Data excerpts
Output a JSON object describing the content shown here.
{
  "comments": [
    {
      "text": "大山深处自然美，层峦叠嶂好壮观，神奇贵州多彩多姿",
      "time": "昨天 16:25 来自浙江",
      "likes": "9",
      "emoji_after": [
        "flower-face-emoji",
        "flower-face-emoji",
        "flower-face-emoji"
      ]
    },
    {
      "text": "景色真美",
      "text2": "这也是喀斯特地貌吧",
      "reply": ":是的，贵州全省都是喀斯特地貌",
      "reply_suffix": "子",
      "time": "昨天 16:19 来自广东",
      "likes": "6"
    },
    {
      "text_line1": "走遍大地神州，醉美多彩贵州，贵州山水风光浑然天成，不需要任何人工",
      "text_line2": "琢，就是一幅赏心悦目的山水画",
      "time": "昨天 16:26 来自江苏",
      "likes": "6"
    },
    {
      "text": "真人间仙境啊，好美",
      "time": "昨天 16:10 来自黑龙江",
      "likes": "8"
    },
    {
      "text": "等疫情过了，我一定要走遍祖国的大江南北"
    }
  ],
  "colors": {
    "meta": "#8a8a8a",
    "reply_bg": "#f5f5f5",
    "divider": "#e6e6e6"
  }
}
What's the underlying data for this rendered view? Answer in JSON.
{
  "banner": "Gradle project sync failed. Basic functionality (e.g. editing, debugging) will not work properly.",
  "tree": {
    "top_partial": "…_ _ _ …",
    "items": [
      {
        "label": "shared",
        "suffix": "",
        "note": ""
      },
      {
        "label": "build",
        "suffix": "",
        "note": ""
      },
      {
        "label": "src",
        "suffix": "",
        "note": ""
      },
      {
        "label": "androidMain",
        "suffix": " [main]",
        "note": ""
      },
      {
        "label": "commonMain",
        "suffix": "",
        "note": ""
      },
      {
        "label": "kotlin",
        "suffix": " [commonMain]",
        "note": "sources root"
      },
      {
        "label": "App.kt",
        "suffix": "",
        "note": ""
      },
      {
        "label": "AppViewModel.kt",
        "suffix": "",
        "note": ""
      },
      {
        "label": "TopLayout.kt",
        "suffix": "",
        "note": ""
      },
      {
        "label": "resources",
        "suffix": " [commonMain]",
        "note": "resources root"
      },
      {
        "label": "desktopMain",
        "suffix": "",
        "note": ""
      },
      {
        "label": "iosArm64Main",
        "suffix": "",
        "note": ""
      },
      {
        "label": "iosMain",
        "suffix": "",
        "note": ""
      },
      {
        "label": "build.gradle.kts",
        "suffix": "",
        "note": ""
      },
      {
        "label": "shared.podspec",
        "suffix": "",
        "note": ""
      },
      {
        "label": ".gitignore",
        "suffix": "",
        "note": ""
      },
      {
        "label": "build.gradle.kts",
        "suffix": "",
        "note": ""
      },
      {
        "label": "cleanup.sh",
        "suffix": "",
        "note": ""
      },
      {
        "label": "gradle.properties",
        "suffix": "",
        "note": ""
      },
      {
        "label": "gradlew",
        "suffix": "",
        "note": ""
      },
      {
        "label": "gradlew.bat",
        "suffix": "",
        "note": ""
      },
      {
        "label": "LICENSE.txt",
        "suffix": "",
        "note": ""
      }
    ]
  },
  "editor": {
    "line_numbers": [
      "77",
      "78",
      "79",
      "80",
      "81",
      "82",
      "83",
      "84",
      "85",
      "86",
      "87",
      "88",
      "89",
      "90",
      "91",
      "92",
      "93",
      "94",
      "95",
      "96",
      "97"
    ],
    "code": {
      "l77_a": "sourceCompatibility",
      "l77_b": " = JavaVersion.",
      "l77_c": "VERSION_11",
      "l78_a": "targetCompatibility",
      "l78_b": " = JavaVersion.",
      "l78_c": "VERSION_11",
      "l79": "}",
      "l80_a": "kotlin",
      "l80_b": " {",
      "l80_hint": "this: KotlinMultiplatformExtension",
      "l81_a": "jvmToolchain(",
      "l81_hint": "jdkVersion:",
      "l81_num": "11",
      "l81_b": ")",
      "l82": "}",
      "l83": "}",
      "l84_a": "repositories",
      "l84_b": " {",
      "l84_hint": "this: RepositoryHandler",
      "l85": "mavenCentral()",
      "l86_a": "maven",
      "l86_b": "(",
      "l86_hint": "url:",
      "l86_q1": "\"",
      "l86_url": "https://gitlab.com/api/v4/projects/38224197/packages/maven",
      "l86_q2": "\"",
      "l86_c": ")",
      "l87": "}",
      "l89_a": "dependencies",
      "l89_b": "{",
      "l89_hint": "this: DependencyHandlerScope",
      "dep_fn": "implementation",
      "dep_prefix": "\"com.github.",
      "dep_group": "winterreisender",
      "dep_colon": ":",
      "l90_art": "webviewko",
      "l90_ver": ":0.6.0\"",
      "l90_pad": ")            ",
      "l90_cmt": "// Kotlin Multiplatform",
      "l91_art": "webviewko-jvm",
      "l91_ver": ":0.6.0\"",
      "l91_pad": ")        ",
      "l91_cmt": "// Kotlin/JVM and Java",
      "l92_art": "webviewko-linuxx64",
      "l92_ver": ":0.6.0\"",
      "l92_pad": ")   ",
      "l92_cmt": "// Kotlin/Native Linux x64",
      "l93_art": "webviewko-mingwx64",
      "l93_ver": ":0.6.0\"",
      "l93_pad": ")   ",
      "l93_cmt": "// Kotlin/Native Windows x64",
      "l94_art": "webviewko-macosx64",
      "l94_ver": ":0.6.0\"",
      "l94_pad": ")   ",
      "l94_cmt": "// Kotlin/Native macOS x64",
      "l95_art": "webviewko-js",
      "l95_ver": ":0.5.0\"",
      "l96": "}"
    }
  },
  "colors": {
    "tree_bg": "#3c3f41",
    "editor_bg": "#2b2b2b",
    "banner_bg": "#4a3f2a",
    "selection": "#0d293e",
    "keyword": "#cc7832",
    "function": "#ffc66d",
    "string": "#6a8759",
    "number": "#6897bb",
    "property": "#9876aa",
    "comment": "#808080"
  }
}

EXERCISE BRIEF:
Reproduce all of the entries word for word.

THE RESPONSE:
Output a JSON object describing the content shown here.
{
  "comments": [
    {
      "text": "大山深处自然美，层峦叠嶂好壮观，神奇贵州多彩多姿",
      "time": "昨天 16:25 来自浙江",
      "likes": "9",
      "emoji_after": [
        "flower-face-emoji",
        "flower-face-emoji",
        "flower-face-emoji"
      ]
    },
    {
      "text": "景色真美",
      "text2": "这也是喀斯特地貌吧",
      "reply": ":是的，贵州全省都是喀斯特地貌",
      "reply_suffix": "子",
      "time": "昨天 16:19 来自广东",
      "likes": "6"
    },
    {
      "text_line1": "走遍大地神州，醉美多彩贵州，贵州山水风光浑然天成，不需要任何人工",
      "text_line2": "琢，就是一幅赏心悦目的山水画",
      "time": "昨天 16:26 来自江苏",
      "likes": "6"
    },
    {
      "text": "真人间仙境啊，好美",
      "time": "昨天 16:10 来自黑龙江",
      "likes": "8"
    },
    {
      "text": "等疫情过了，我一定要走遍祖国的大江南北"
    }
  ],
  "colors": {
    "meta": "#8a8a8a",
    "reply_bg": "#f5f5f5",
    "divider": "#e6e6e6"
  }
}
What's the underlying data for this rendered view? Answer in JSON.
{
  "banner": "Gradle project sync failed. Basic functionality (e.g. editing, debugging) will not work properly.",
  "tree": {
    "top_partial": "…_ _ _ …",
    "items": [
      {
        "label": "shared",
        "suffix": "",
        "note": ""
      },
      {
        "label": "build",
        "suffix": "",
        "note": ""
      },
      {
        "label": "src",
        "suffix": "",
        "note": ""
      },
      {
        "label": "androidMain",
        "suffix": " [main]",
        "note": ""
      },
      {
        "label": "commonMain",
        "suffix": "",
        "note": ""
      },
      {
        "label": "kotlin",
        "suffix": " [commonMain]",
        "note": "sources root"
      },
      {
        "label": "App.kt",
        "suffix": "",
        "note": ""
      },
      {
        "label": "AppViewModel.kt",
        "suffix": "",
        "note": ""
      },
      {
        "label": "TopLayout.kt",
        "suffix": "",
        "note": ""
      },
      {
        "label": "resources",
        "suffix": " [commonMain]",
        "note": "resources root"
      },
      {
        "label": "desktopMain",
        "suffix": "",
        "note": ""
      },
      {
        "label": "iosArm64Main",
        "suffix": "",
        "note": ""
      },
      {
        "label": "iosMain",
        "suffix": "",
        "note": ""
      },
      {
        "label": "build.gradle.kts",
        "suffix": "",
        "note": ""
      },
      {
        "label": "shared.podspec",
        "suffix": "",
        "note": ""
      },
      {
        "label": ".gitignore",
        "suffix": "",
        "note": ""
      },
      {
        "label": "build.gradle.kts",
        "suffix": "",
        "note": ""
      },
      {
        "label": "cleanup.sh",
        "suffix": "",
        "note": ""
      },
      {
        "label": "gradle.properties",
        "suffix": "",
        "note": ""
      },
      {
        "label": "gradlew",
        "suffix": "",
        "note": ""
      },
      {
        "label": "gradlew.bat",
        "suffix": "",
        "note": ""
      },
      {
        "label": "LICENSE.txt",
        "suffix": "",
        "note": ""
      }
    ]
  },
  "editor": {
    "line_numbers": [
      "77",
      "78",
      "79",
      "80",
      "81",
      "82",
      "83",
      "84",
      "85",
      "86",
      "87",
      "88",
      "89",
      "90",
      "91",
      "92",
      "93",
      "94",
      "95",
      "96",
      "97"
    ],
    "code": {
      "l77_a": "sourceCompatibility",
      "l77_b": " = JavaVersion.",
      "l77_c": "VERSION_11",
      "l78_a": "targetCompatibility",
      "l78_b": " = JavaVersion.",
      "l78_c": "VERSION_11",
      "l79": "}",
      "l80_a": "kotlin",
      "l80_b": " {",
      "l80_hint": "this: KotlinMultiplatformExtension",
      "l81_a": "jvmToolchain(",
      "l81_hint": "jdkVersion:",
      "l81_num": "11",
      "l81_b": ")",
      "l82": "}",
      "l83": "}",
      "l84_a": "repositories",
      "l84_b": " {",
      "l84_hint": "this: RepositoryHandler",
      "l85": "mavenCentral()",
      "l86_a": "maven",
      "l86_b": "(",
      "l86_hint": "url:",
      "l86_q1": "\"",
      "l86_url": "https://gitlab.com/api/v4/projects/38224197/packages/maven",
      "l86_q2": "\"",
      "l86_c": ")",
      "l87": "}",
      "l89_a": "dependencies",
      "l89_b": "{",
      "l89_hint": "this: DependencyHandlerScope",
      "dep_fn": "implementation",
      "dep_prefix": "\"com.github.",
      "dep_group": "winterreisender",
      "dep_colon": ":",
      "l90_art": "webviewko",
      "l90_ver": ":0.6.0\"",
      "l90_pad": ")            ",
      "l90_cmt": "// Kotlin Multiplatform",
      "l91_art": "webviewko-jvm",
      "l91_ver": ":0.6.0\"",
      "l91_pad": ")        ",
      "l91_cmt": "// Kotlin/JVM and Java",
      "l92_art": "webviewko-linuxx64",
      "l92_ver": ":0.6.0\"",
      "l92_pad": ")   ",
      "l92_cmt": "// Kotlin/Native Linux x64",
      "l93_art": "webviewko-mingwx64",
      "l93_ver": ":0.6.0\"",
      "l93_pad": ")   ",
      "l93_cmt": "// Kotlin/Native Windows x64",
      "l94_art": "webviewko-macosx64",
      "l94_ver": ":0.6.0\"",
      "l94_pad": ")   ",
      "l94_cmt": "// Kotlin/Native macOS x64",
      "l95_art": "webviewko-js",
      "l95_ver": ":0.5.0\"",
      "l96": "}"
    }
  },
  "colors": {
    "tree_bg": "#3c3f41",
    "editor_bg": "#2b2b2b",
    "banner_bg": "#4a3f2a",
    "selection": "#0d293e",
    "keyword": "#cc7832",
    "function": "#ffc66d",
    "string": "#6a8759",
    "number": "#6897bb",
    "property": "#9876aa",
    "comment": "#808080"
  }
}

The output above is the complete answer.